* Instructions for the task
Produce an exact copy of all the data below, dropping every image.

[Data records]

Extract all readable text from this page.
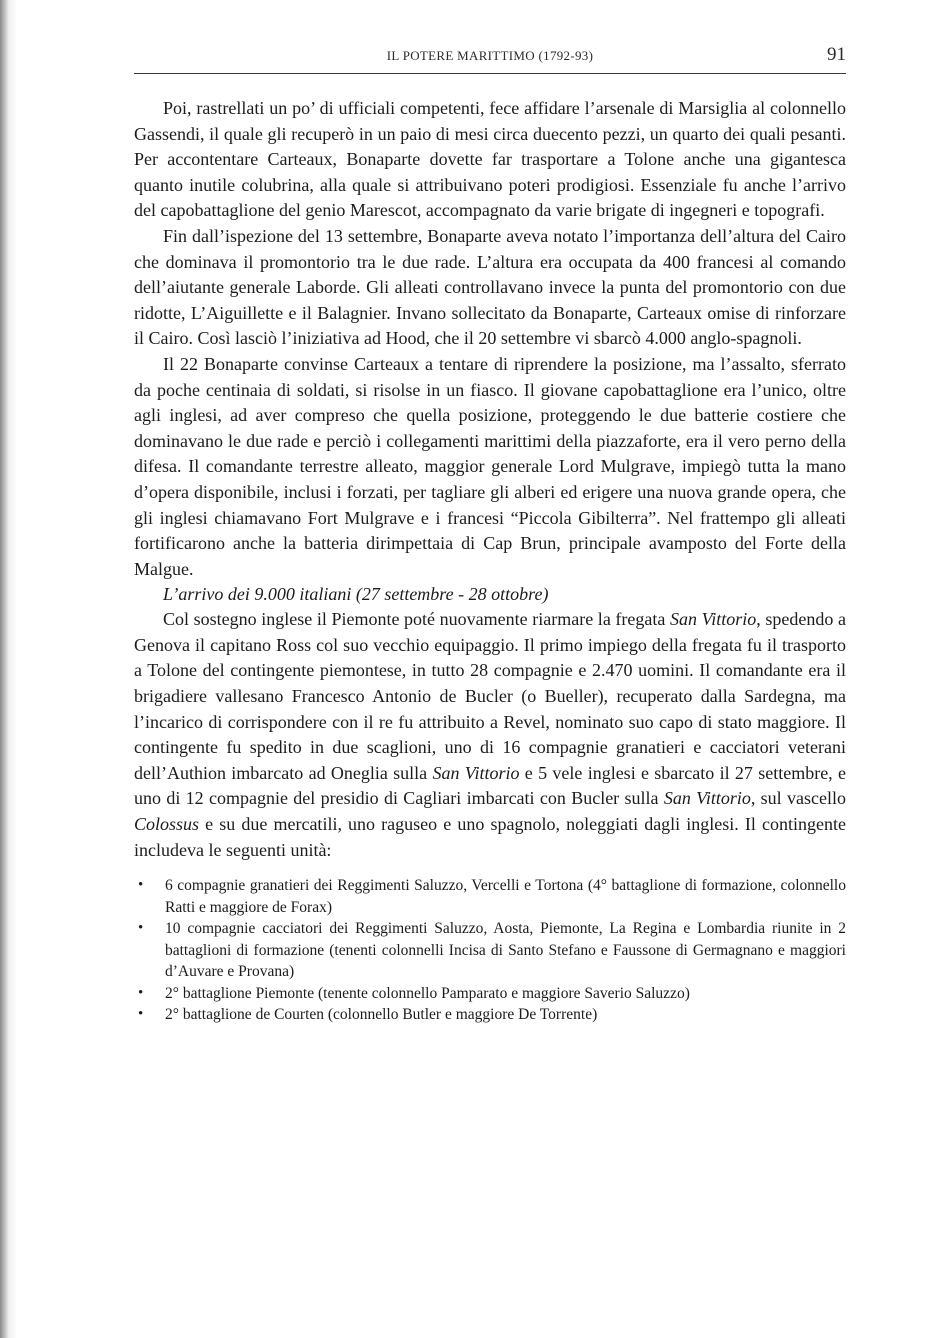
IL POTERE MARITTIMO (1792-93)	91

Poi, rastrellati un po’ di ufficiali competenti, fece affidare l’arsenale di Marsiglia al colonnello Gassendi, il quale gli recuperò in un paio di mesi circa duecento pezzi, un quarto dei quali pesanti. Per accontentare Carteaux, Bonaparte dovette far trasportare a Tolone anche una gigantesca quanto inutile colubrina, alla quale si attribuivano poteri prodigiosi. Essenziale fu anche l’arrivo del capobattaglione del genio Marescot, accompagnato da varie brigate di ingegneri e topografi.

Fin dall’ispezione del 13 settembre, Bonaparte aveva notato l’importanza dell’altura del Cairo che dominava il promontorio tra le due rade. L’altura era occupata da 400 francesi al comando dell’aiutante generale Laborde. Gli alleati controllavano invece la punta del promontorio con due ridotte, L’Aiguillette e il Balagnier. Invano sollecitato da Bonaparte, Carteaux omise di rinforzare il Cairo. Così lasciò l’iniziativa ad Hood, che il 20 settembre vi sbarcò 4.000 anglo-spagnoli.

Il 22 Bonaparte convinse Carteaux a tentare di riprendere la posizione, ma l’assalto, sferrato da poche centinaia di soldati, si risolse in un fiasco. Il giovane capobattaglione era l’unico, oltre agli inglesi, ad aver compreso che quella posizione, proteggendo le due batterie costiere che dominavano le due rade e perciò i collegamenti marittimi della piazzaforte, era il vero perno della difesa. Il comandante terrestre alleato, maggior generale Lord Mulgrave, impiegò tutta la mano d’opera disponibile, inclusi i forzati, per tagliare gli alberi ed erigere una nuova grande opera, che gli inglesi chiamavano Fort Mulgrave e i francesi “Piccola Gibilterra”. Nel frattempo gli alleati fortificarono anche la batteria dirimpettaia di Cap Brun, principale avamposto del Forte della Malgue.

L’arrivo dei 9.000 italiani (27 settembre - 28 ottobre)

Col sostegno inglese il Piemonte poté nuovamente riarmare la fregata San Vittorio, spedendo a Genova il capitano Ross col suo vecchio equipaggio. Il primo impiego della fregata fu il trasporto a Tolone del contingente piemontese, in tutto 28 compagnie e 2.470 uomini. Il comandante era il brigadiere vallesano Francesco Antonio de Bucler (o Bueller), recuperato dalla Sardegna, ma l’incarico di corrispondere con il re fu attribuito a Revel, nominato suo capo di stato maggiore. Il contingente fu spedito in due scaglioni, uno di 16 compagnie granatieri e cacciatori veterani dell’Authion imbarcato ad Oneglia sulla San Vittorio e 5 vele inglesi e sbarcato il 27 settembre, e uno di 12 compagnie del presidio di Cagliari imbarcati con Bucler sulla San Vittorio, sul vascello Colossus e su due mercatili, uno raguseo e uno spagnolo, noleggiati dagli inglesi. Il contingente includeva le seguenti unità:

• 6 compagnie granatieri dei Reggimenti Saluzzo, Vercelli e Tortona (4° battaglione di formazione, colonnello Ratti e maggiore de Forax)
• 10 compagnie cacciatori dei Reggimenti Saluzzo, Aosta, Piemonte, La Regina e Lombardia riunite in 2 battaglioni di formazione (tenenti colonnelli Incisa di Santo Stefano e Faussone di Germagnano e maggiori d’Auvare e Provana)
• 2° battaglione Piemonte (tenente colonnello Pamparato e maggiore Saverio Saluzzo)
• 2° battaglione de Courten (colonnello Butler e maggiore De Torrente)
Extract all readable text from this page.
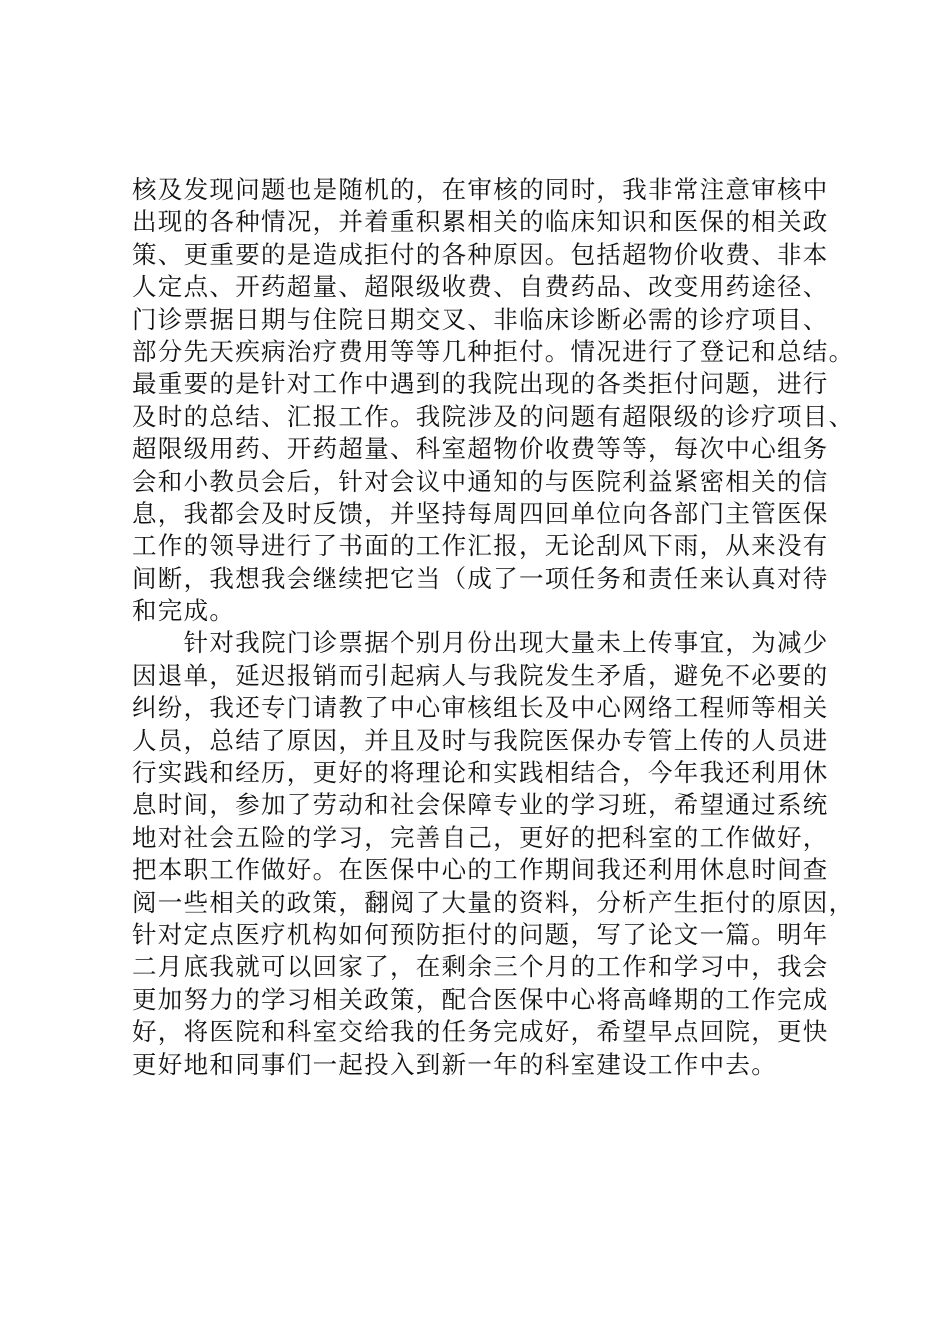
核及发现问题也是随机的，在审核的同时，我非常注意审核中
出现的各种情况，并着重积累相关的临床知识和医保的相关政
策、更重要的是造成拒付的各种原因。包括超物价收费、非本
人定点、开药超量、超限级收费、自费药品、改变用药途径、
门诊票据日期与住院日期交叉、非临床诊断必需的诊疗项目、
部分先天疾病治疗费用等等几种拒付。情况进行了登记和总结。
最重要的是针对工作中遇到的我院出现的各类拒付问题，进行
及时的总结、汇报工作。我院涉及的问题有超限级的诊疗项目、
超限级用药、开药超量、科室超物价收费等等，每次中心组务
会和小教员会后，针对会议中通知的与医院利益紧密相关的信
息，我都会及时反馈，并坚持每周四回单位向各部门主管医保
工作的领导进行了书面的工作汇报，无论刮风下雨，从来没有
间断，我想我会继续把它当（成了一项任务和责任来认真对待
和完成。
　　针对我院门诊票据个别月份出现大量未上传事宜，为减少
因退单，延迟报销而引起病人与我院发生矛盾，避免不必要的
纠纷，我还专门请教了中心审核组长及中心网络工程师等相关
人员，总结了原因，并且及时与我院医保办专管上传的人员进
行实践和经历，更好的将理论和实践相结合，今年我还利用休
息时间，参加了劳动和社会保障专业的学习班，希望通过系统
地对社会五险的学习，完善自己，更好的把科室的工作做好，
把本职工作做好。在医保中心的工作期间我还利用休息时间查
阅一些相关的政策，翻阅了大量的资料，分析产生拒付的原因，
针对定点医疗机构如何预防拒付的问题，写了论文一篇。明年
二月底我就可以回家了，在剩余三个月的工作和学习中，我会
更加努力的学习相关政策，配合医保中心将高峰期的工作完成
好，将医院和科室交给我的任务完成好，希望早点回院，更快
更好地和同事们一起投入到新一年的科室建设工作中去。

* Written answer
Extract all readable text from this page.
IL POTERE MARITTIMO (1792-93)	91

Poi, rastrellati un po’ di ufficiali competenti, fece affidare l’arsenale di Marsiglia al colonnello Gassendi, il quale gli recuperò in un paio di mesi circa duecento pezzi, un quarto dei quali pesanti. Per accontentare Carteaux, Bonaparte dovette far trasportare a Tolone anche una gigantesca quanto inutile colubrina, alla quale si attribuivano poteri prodigiosi. Essenziale fu anche l’arrivo del capobattaglione del genio Marescot, accompagnato da varie brigate di ingegneri e topografi.

Fin dall’ispezione del 13 settembre, Bonaparte aveva notato l’importanza dell’altura del Cairo che dominava il promontorio tra le due rade. L’altura era occupata da 400 francesi al comando dell’aiutante generale Laborde. Gli alleati controllavano invece la punta del promontorio con due ridotte, L’Aiguillette e il Balagnier. Invano sollecitato da Bonaparte, Carteaux omise di rinforzare il Cairo. Così lasciò l’iniziativa ad Hood, che il 20 settembre vi sbarcò 4.000 anglo-spagnoli.

Il 22 Bonaparte convinse Carteaux a tentare di riprendere la posizione, ma l’assalto, sferrato da poche centinaia di soldati, si risolse in un fiasco. Il giovane capobattaglione era l’unico, oltre agli inglesi, ad aver compreso che quella posizione, proteggendo le due batterie costiere che dominavano le due rade e perciò i collegamenti marittimi della piazzaforte, era il vero perno della difesa. Il comandante terrestre alleato, maggior generale Lord Mulgrave, impiegò tutta la mano d’opera disponibile, inclusi i forzati, per tagliare gli alberi ed erigere una nuova grande opera, che gli inglesi chiamavano Fort Mulgrave e i francesi “Piccola Gibilterra”. Nel frattempo gli alleati fortificarono anche la batteria dirimpettaia di Cap Brun, principale avamposto del Forte della Malgue.

L’arrivo dei 9.000 italiani (27 settembre - 28 ottobre)

Col sostegno inglese il Piemonte poté nuovamente riarmare la fregata San Vittorio, spedendo a Genova il capitano Ross col suo vecchio equipaggio. Il primo impiego della fregata fu il trasporto a Tolone del contingente piemontese, in tutto 28 compagnie e 2.470 uomini. Il comandante era il brigadiere vallesano Francesco Antonio de Bucler (o Bueller), recuperato dalla Sardegna, ma l’incarico di corrispondere con il re fu attribuito a Revel, nominato suo capo di stato maggiore. Il contingente fu spedito in due scaglioni, uno di 16 compagnie granatieri e cacciatori veterani dell’Authion imbarcato ad Oneglia sulla San Vittorio e 5 vele inglesi e sbarcato il 27 settembre, e uno di 12 compagnie del presidio di Cagliari imbarcati con Bucler sulla San Vittorio, sul vascello Colossus e su due mercatili, uno raguseo e uno spagnolo, noleggiati dagli inglesi. Il contingente includeva le seguenti unità:

• 6 compagnie granatieri dei Reggimenti Saluzzo, Vercelli e Tortona (4° battaglione di formazione, colonnello Ratti e maggiore de Forax)
• 10 compagnie cacciatori dei Reggimenti Saluzzo, Aosta, Piemonte, La Regina e Lombardia riunite in 2 battaglioni di formazione (tenenti colonnelli Incisa di Santo Stefano e Faussone di Germagnano e maggiori d’Auvare e Provana)
• 2° battaglione Piemonte (tenente colonnello Pamparato e maggiore Saverio Saluzzo)
• 2° battaglione de Courten (colonnello Butler e maggiore De Torrente)
Extract all readable text from this page.
核及发现问题也是随机的，在审核的同时，我非常注意审核中
出现的各种情况，并着重积累相关的临床知识和医保的相关政
策、更重要的是造成拒付的各种原因。包括超物价收费、非本
人定点、开药超量、超限级收费、自费药品、改变用药途径、
门诊票据日期与住院日期交叉、非临床诊断必需的诊疗项目、
部分先天疾病治疗费用等等几种拒付。情况进行了登记和总结。
最重要的是针对工作中遇到的我院出现的各类拒付问题，进行
及时的总结、汇报工作。我院涉及的问题有超限级的诊疗项目、
超限级用药、开药超量、科室超物价收费等等，每次中心组务
会和小教员会后，针对会议中通知的与医院利益紧密相关的信
息，我都会及时反馈，并坚持每周四回单位向各部门主管医保
工作的领导进行了书面的工作汇报，无论刮风下雨，从来没有
间断，我想我会继续把它当（成了一项任务和责任来认真对待
和完成。
　　针对我院门诊票据个别月份出现大量未上传事宜，为减少
因退单，延迟报销而引起病人与我院发生矛盾，避免不必要的
纠纷，我还专门请教了中心审核组长及中心网络工程师等相关
人员，总结了原因，并且及时与我院医保办专管上传的人员进
行实践和经历，更好的将理论和实践相结合，今年我还利用休
息时间，参加了劳动和社会保障专业的学习班，希望通过系统
地对社会五险的学习，完善自己，更好的把科室的工作做好，
把本职工作做好。在医保中心的工作期间我还利用休息时间查
阅一些相关的政策，翻阅了大量的资料，分析产生拒付的原因，
针对定点医疗机构如何预防拒付的问题，写了论文一篇。明年
二月底我就可以回家了，在剩余三个月的工作和学习中，我会
更加努力的学习相关政策，配合医保中心将高峰期的工作完成
好，将医院和科室交给我的任务完成好，希望早点回院，更快
更好地和同事们一起投入到新一年的科室建设工作中去。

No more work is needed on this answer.